▶ Dataset content
^^^^^^^^

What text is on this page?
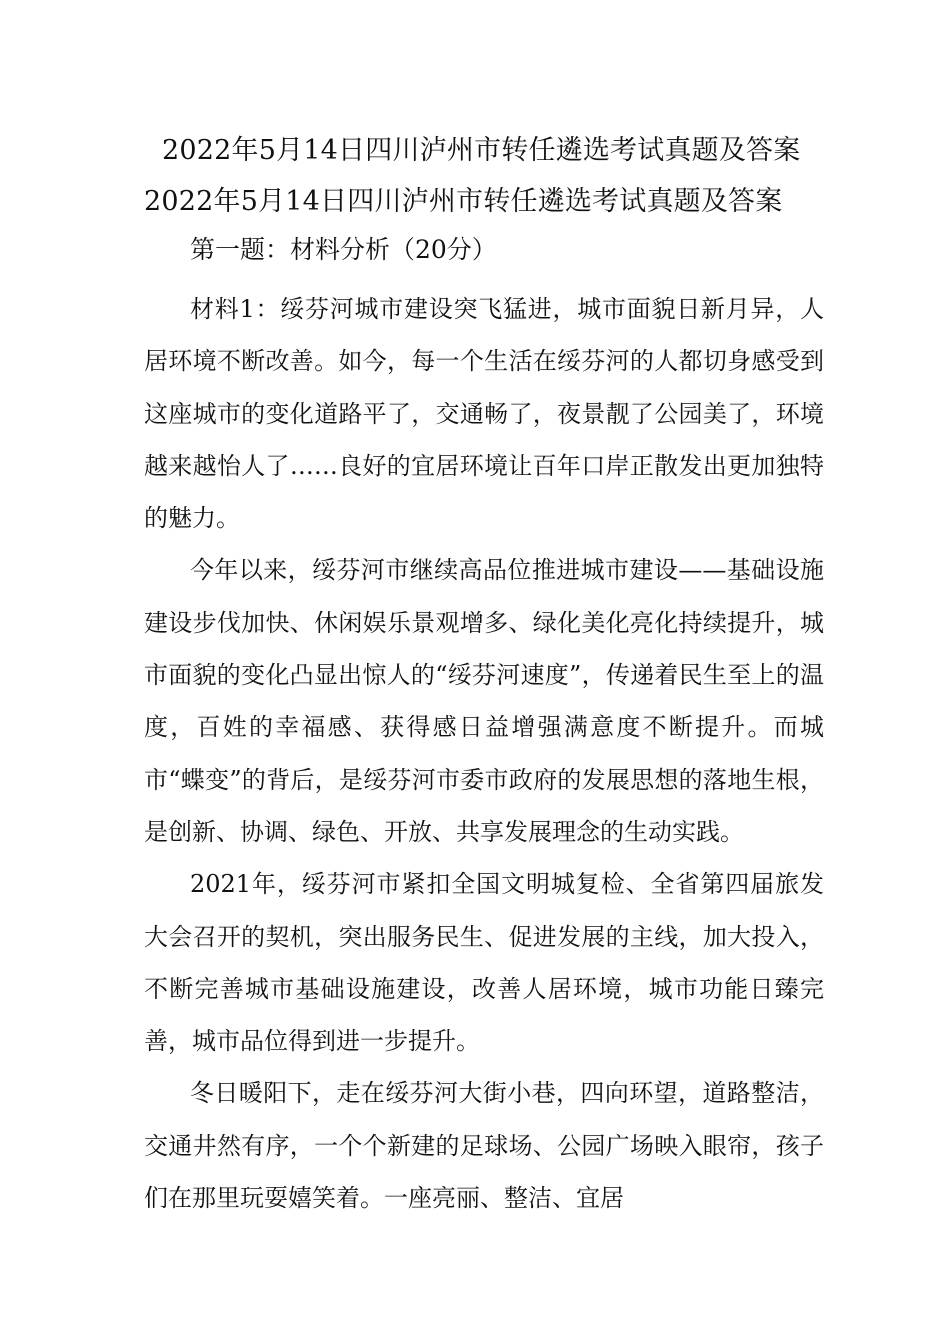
2022年5月14日四川泸州市转任遴选考试真题及答案
2022年5月14日四川泸州市转任遴选考试真题及答案
第一题：材料分析（20分）

材料1：绥芬河城市建设突飞猛进，城市面貌日新月异，人居环境不断改善。如今，每一个生活在绥芬河的人都切身感受到这座城市的变化道路平了，交通畅了，夜景靓了公园美了，环境越来越怡人了……良好的宜居环境让百年口岸正散发出更加独特的魅力。

今年以来，绥芬河市继续高品位推进城市建设——基础设施建设步伐加快、休闲娱乐景观增多、绿化美化亮化持续提升，城市面貌的变化凸显出惊人的“绥芬河速度”，传递着民生至上的温度，百姓的幸福感、获得感日益增强满意度不断提升。而城市“蝶变”的背后，是绥芬河市委市政府的发展思想的落地生根，是创新、协调、绿色、开放、共享发展理念的生动实践。

2021年，绥芬河市紧扣全国文明城复检、全省第四届旅发大会召开的契机，突出服务民生、促进发展的主线，加大投入，不断完善城市基础设施建设，改善人居环境，城市功能日臻完善，城市品位得到进一步提升。

冬日暖阳下，走在绥芬河大街小巷，四向环望，道路整洁，交通井然有序，一个个新建的足球场、公园广场映入眼帘，孩子们在那里玩耍嬉笑着。一座亮丽、整洁、宜居
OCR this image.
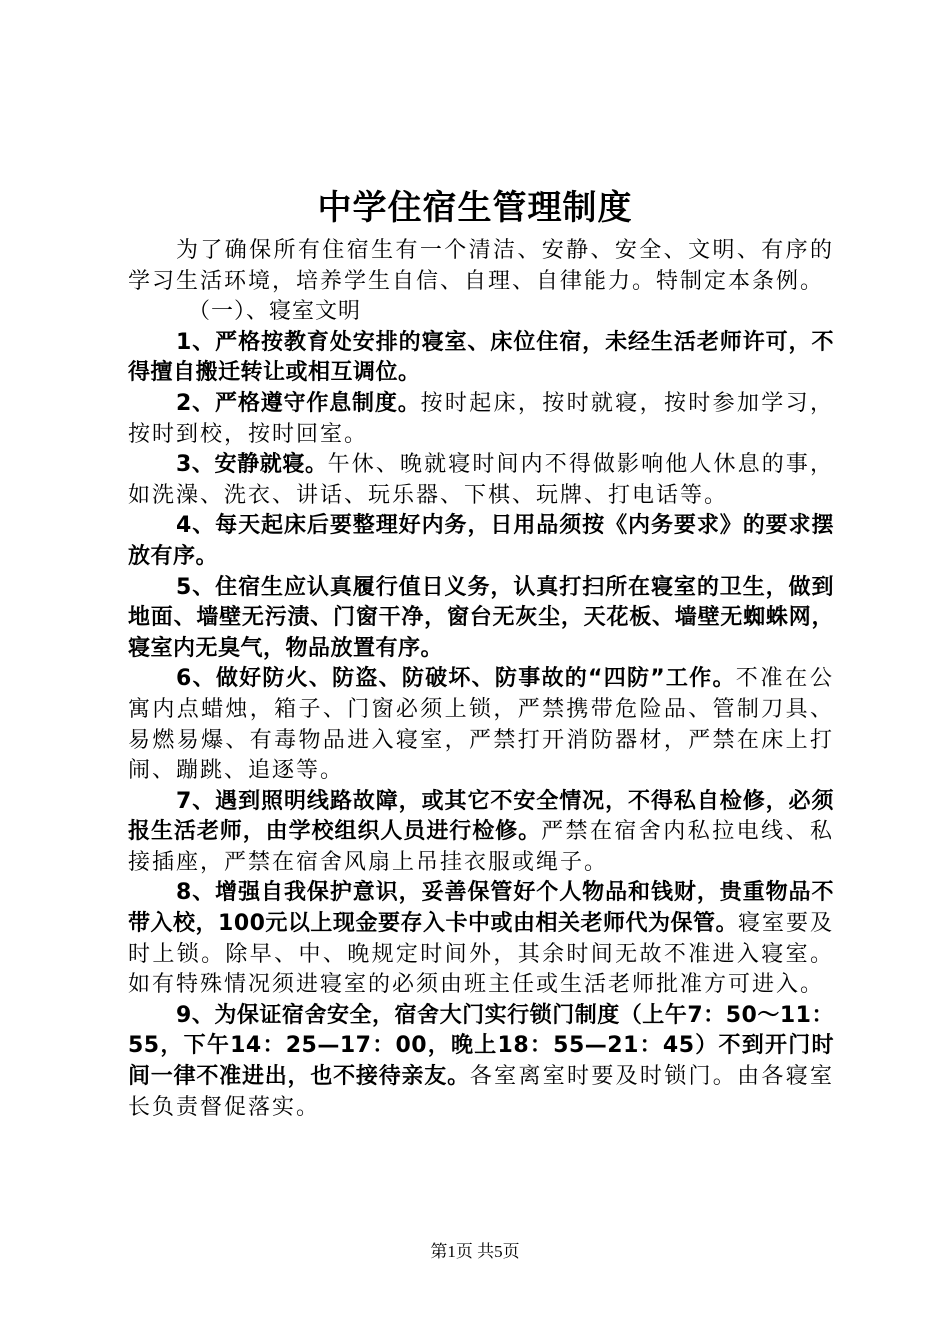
中学住宿生管理制度

为了确保所有住宿生有一个清洁、安静、安全、文明、有序的学习生活环境，培养学生自信、自理、自律能力。特制定本条例。

（一）、寝室文明

1、严格按教育处安排的寝室、床位住宿，未经生活老师许可，不得擅自搬迁转让或相互调位。

2、严格遵守作息制度。按时起床，按时就寝，按时参加学习，按时到校，按时回室。

3、安静就寝。午休、晚就寝时间内不得做影响他人休息的事，如洗澡、洗衣、讲话、玩乐器、下棋、玩牌、打电话等。

4、每天起床后要整理好内务，日用品须按《内务要求》的要求摆放有序。

5、住宿生应认真履行值日义务，认真打扫所在寝室的卫生，做到地面、墙壁无污渍、门窗干净，窗台无灰尘，天花板、墙壁无蜘蛛网，寝室内无臭气，物品放置有序。

6、做好防火、防盗、防破坏、防事故的“四防”工作。不准在公寓内点蜡烛，箱子、门窗必须上锁，严禁携带危险品、管制刀具、易燃易爆、有毒物品进入寝室，严禁打开消防器材，严禁在床上打闹、蹦跳、追逐等。

7、遇到照明线路故障，或其它不安全情况，不得私自检修，必须报生活老师，由学校组织人员进行检修。严禁在宿舍内私拉电线、私接插座，严禁在宿舍风扇上吊挂衣服或绳子。

8、增强自我保护意识，妥善保管好个人物品和钱财，贵重物品不带入校，100元以上现金要存入卡中或由相关老师代为保管。寝室要及时上锁。除早、中、晚规定时间外，其余时间无故不准进入寝室。如有特殊情况须进寝室的必须由班主任或生活老师批准方可进入。

9、为保证宿舍安全，宿舍大门实行锁门制度（上午7：50～11：55，下午14：25—17：00，晚上18：55—21：45）不到开门时间一律不准进出，也不接待亲友。各室离室时要及时锁门。由各寝室长负责督促落实。

第1页 共5页
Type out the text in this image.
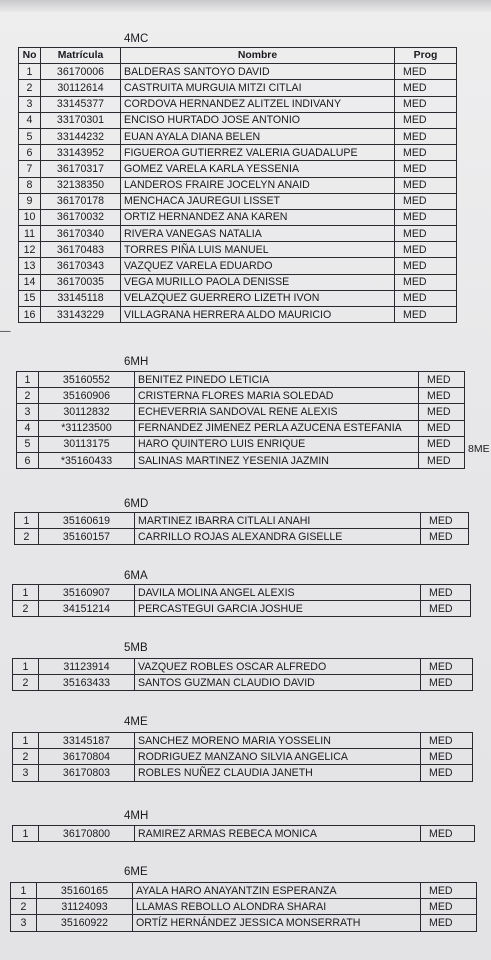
4MC
No	Matrícula	Nombre	Prog
1	36170006	BALDERAS SANTOYO DAVID	MED
2	30112614	CASTRUITA MURGUIA MITZI CITLAI	MED
3	33145377	CORDOVA HERNANDEZ ALITZEL INDIVANY	MED
4	33170301	ENCISO HURTADO JOSE ANTONIO	MED
5	33144232	EUAN AYALA DIANA BELEN	MED
6	33143952	FIGUEROA GUTIERREZ VALERIA GUADALUPE	MED
7	36170317	GOMEZ VARELA KARLA YESSENIA	MED
8	32138350	LANDEROS FRAIRE JOCELYN ANAID	MED
9	36170178	MENCHACA JAUREGUI LISSET	MED
10	36170032	ORTIZ HERNANDEZ ANA KAREN	MED
11	36170340	RIVERA VANEGAS NATALIA	MED
12	36170483	TORRES PIÑA LUIS MANUEL	MED
13	36170343	VAZQUEZ VARELA EDUARDO	MED
14	36170035	VEGA MURILLO PAOLA DENISSE	MED
15	33145118	VELAZQUEZ GUERRERO LIZETH IVON	MED
16	33143229	VILLAGRANA HERRERA ALDO MAURICIO	MED
—
6MH
1	35160552	BENITEZ PINEDO LETICIA	MED
2	35160906	CRISTERNA FLORES MARIA SOLEDAD	MED
3	30112832	ECHEVERRIA SANDOVAL RENE ALEXIS	MED
4	*31123500	FERNANDEZ JIMENEZ PERLA AZUCENA ESTEFANIA	MED
5	30113175	HARO QUINTERO LUIS ENRIQUE	MED
6	*35160433	SALINAS MARTINEZ YESENIA JAZMIN	MED
8ME
6MD
1	35160619	MARTINEZ IBARRA CITLALI ANAHI	MED
2	35160157	CARRILLO ROJAS ALEXANDRA GISELLE	MED
6MA
1	35160907	DAVILA MOLINA ANGEL ALEXIS	MED
2	34151214	PERCASTEGUI GARCIA JOSHUE	MED
5MB
1	31123914	VAZQUEZ ROBLES OSCAR ALFREDO	MED
2	35163433	SANTOS GUZMAN CLAUDIO DAVID	MED
4ME
1	33145187	SANCHEZ MORENO MARIA YOSSELIN	MED
2	36170804	RODRIGUEZ MANZANO SILVIA ANGELICA	MED
3	36170803	ROBLES NUÑEZ CLAUDIA JANETH	MED
4MH
1	36170800	RAMIREZ ARMAS REBECA MONICA	MED
6ME
1	35160165	AYALA HARO ANAYANTZIN ESPERANZA	MED
2	31124093	LLAMAS REBOLLO ALONDRA SHARAI	MED
3	35160922	ORTÍZ HERNÁNDEZ JESSICA MONSERRATH	MED
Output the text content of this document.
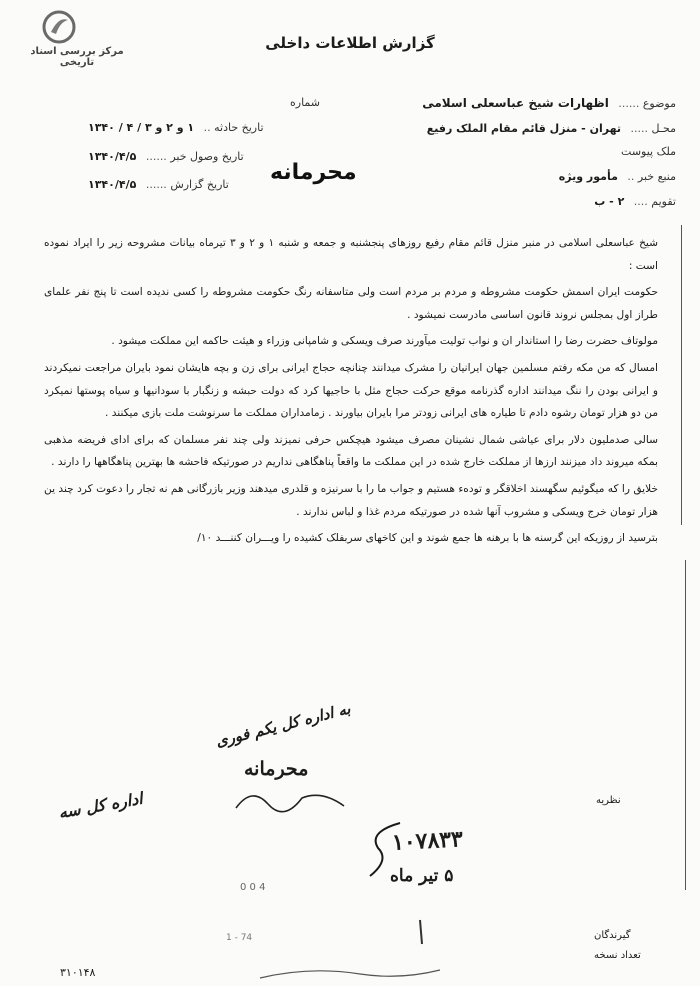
مرکز بررسی اسناد تاریخی
گزارش اطلاعات داخلی
موضوع ...... اظهارات شیخ عباسعلی اسلامی
محـل ..... تهران - منزل قائم مقام الملک رفیع
ملک پیوست
منبع خبر .. مأمور ویژه
تقویم .... ۲ - ب
شماره
تاریخ حادثه .. ۱ و ۲ و ۳ / ۴ / ۱۳۴۰
تاریخ وصول خبر ...... ۱۳۴۰/۴/۵
تاریخ گزارش ...... ۱۳۴۰/۴/۵	محرمانه

شیخ عباسعلی اسلامی در منبر منزل قائم مقام رفیع روزهای پنجشنبه و جمعه و شنبه ۱ و ۲ و ۳ تیرماه بیانات مشروحه زیر را ایراد نموده است :

حکومت ایران اسمش حکومت مشروطه و مردم بر مردم است ولی متاسفانه رنگ حکومت مشروطه را کسی ندیده است تا پنج نفر علمای طراز اول بمجلس نروند قانون اساسی مادرست نمیشود .

مولوتاف حضرت رضا را استاندار ان و نواب تولیت میآورند صرف ویسکی و شامپانی وزراء و هیئت حاکمه این مملکت میشود .

امسال که من مکه رفتم مسلمین جهان ایرانیان را مشرک میدانند چنانچه حجاج ایرانی برای زن و بچه هایشان نمود بایران مراجعت نمیکردند و ایرانی بودن را ننگ میدانند اداره گذرنامه موقع حرکت حجاج مثل با حاجیها کرد که دولت حبشه و زنگبار با سودانیها و سیاه پوستها نمیکرد من دو هزار تومان رشوه دادم تا طیاره های ایرانی زودتر مرا بایران بیاورند . زمامداران مملکت ما سرنوشت ملت بازی میکنند .

سالی صدملیون دلار برای عیاشی شمال نشینان مصرف میشود هیچکس حرفی نمیزند ولی چند نفر مسلمان که برای ادای فریضه مذهبی بمکه میروند داد میزنند ارزها از مملکت خارج شده در این مملکت ما واقعاً پناهگاهی نداریم در صورتیکه فاحشه ها بهترین پناهگاهها را دارند .

خلایق را که میگوئیم سگهسند اخلاقگر و تودهء هستیم و جواب ما را با سرنیزه و قلدری میدهند وزیر بازرگانی هم نه تجار را دعوت کرد چند ین هزار تومان خرج ویسکی و مشروب آنها شده در صورتیکه مردم غذا و لباس ندارند .

بترسید از روزیکه این گرسنه ها با برهنه ها جمع شوند و این کاخهای سربفلک کشیده را ویـــران کننـــد ۱۰/

به اداره کل یکم فوری
محرمانه
اداره کل سه	نظریه
۱۰۷۸۳۳
۵ تیر ماه
0 0 4
1 - 74	گیرندگان
تعداد نسخه
۳۱۰۱۴۸
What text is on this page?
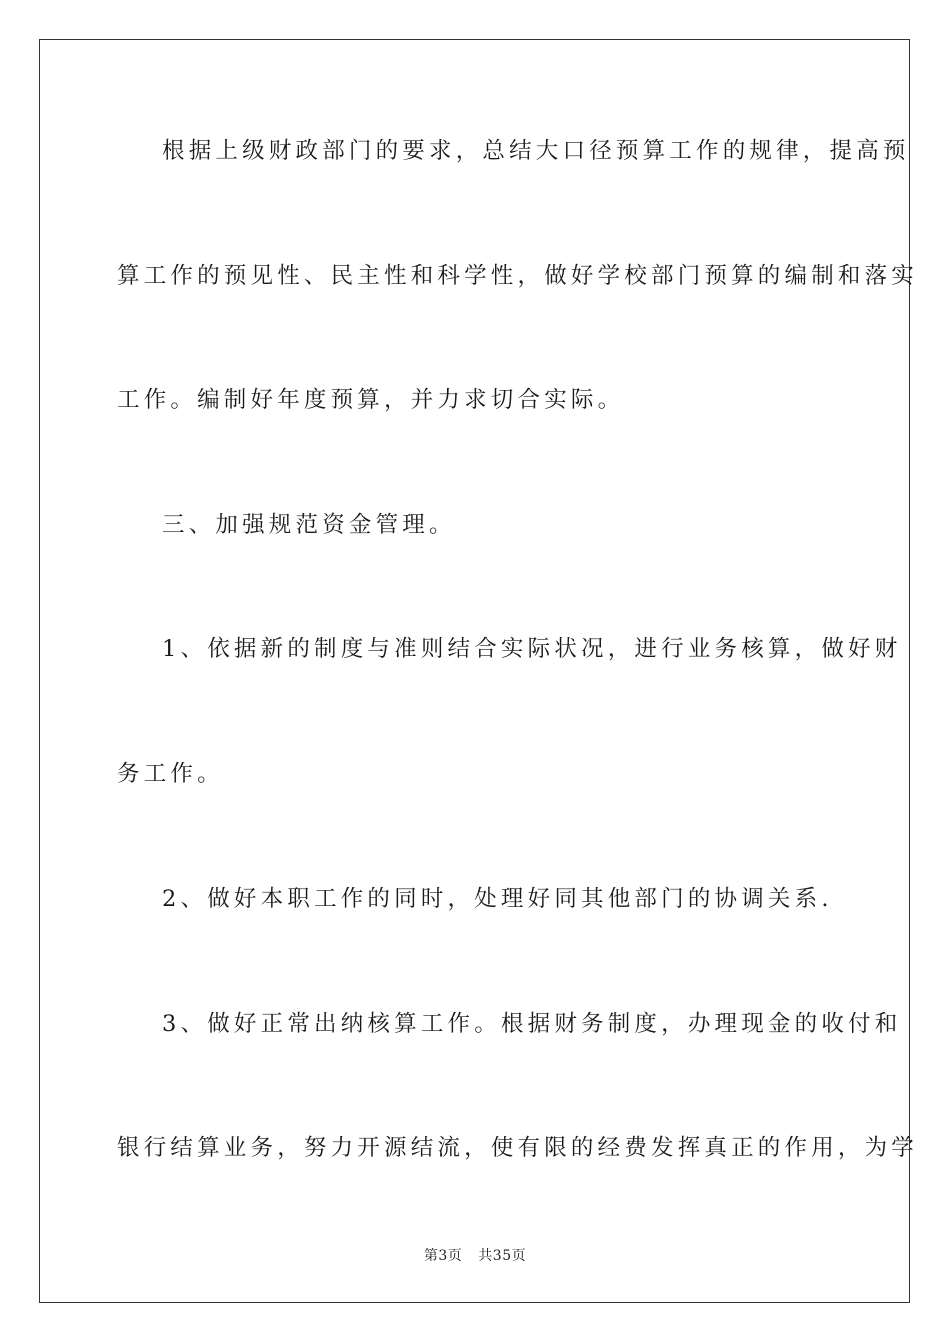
根据上级财政部门的要求，总结大口径预算工作的规律，提高预
算工作的预见性、民主性和科学性，做好学校部门预算的编制和落实
工作。编制好年度预算，并力求切合实际。
三、加强规范资金管理。
1、依据新的制度与准则结合实际状况，进行业务核算，做好财
务工作。
2、做好本职工作的同时，处理好同其他部门的协调关系.
3、做好正常出纳核算工作。根据财务制度，办理现金的收付和
银行结算业务，努力开源结流，使有限的经费发挥真正的作用，为学
第3页 共35页
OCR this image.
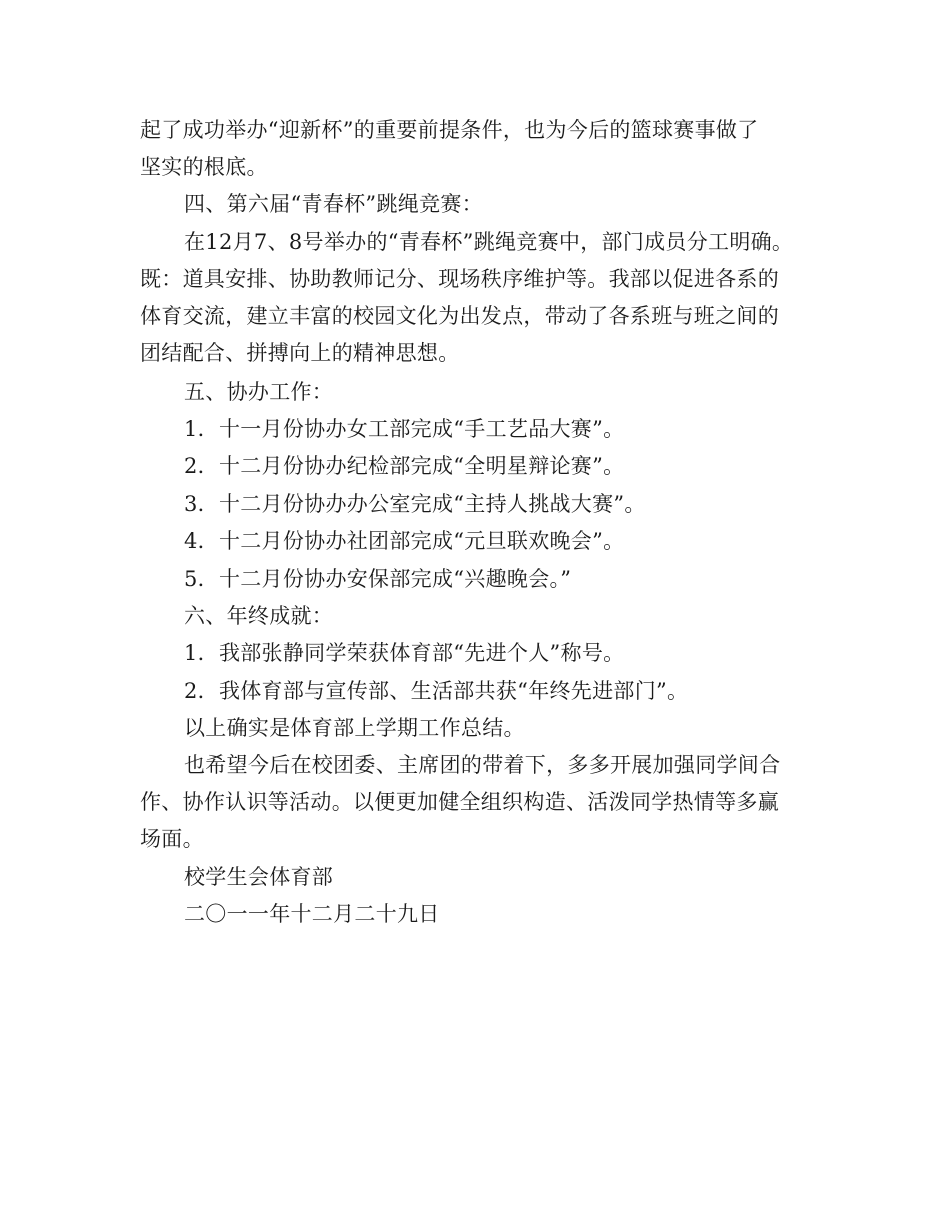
起了成功举办“迎新杯”的重要前提条件，也为今后的篮球赛事做了
坚实的根底。
四、第六届“青春杯”跳绳竞赛：
在12月7、8号举办的“青春杯”跳绳竞赛中，部门成员分工明确。
既：道具安排、协助教师记分、现场秩序维护等。我部以促进各系的
体育交流，建立丰富的校园文化为出发点，带动了各系班与班之间的
团结配合、拼搏向上的精神思想。
五、协办工作：
1．十一月份协办女工部完成“手工艺品大赛”。
2．十二月份协办纪检部完成“全明星辩论赛”。
3．十二月份协办办公室完成“主持人挑战大赛”。
4．十二月份协办社团部完成“元旦联欢晚会”。
5．十二月份协办安保部完成“兴趣晚会。”
六、年终成就：
1．我部张静同学荣获体育部“先进个人”称号。
2．我体育部与宣传部、生活部共获“年终先进部门”。
以上确实是体育部上学期工作总结。
也希望今后在校团委、主席团的带着下，多多开展加强同学间合
作、协作认识等活动。以便更加健全组织构造、活泼同学热情等多赢
场面。
校学生会体育部
二〇一一年十二月二十九日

^^^^^^^^

▶ Exercise aim
Tally how many lines of the material contain the word "قائم". The answer must be the number and nothing else.

▶ Exercise answer
2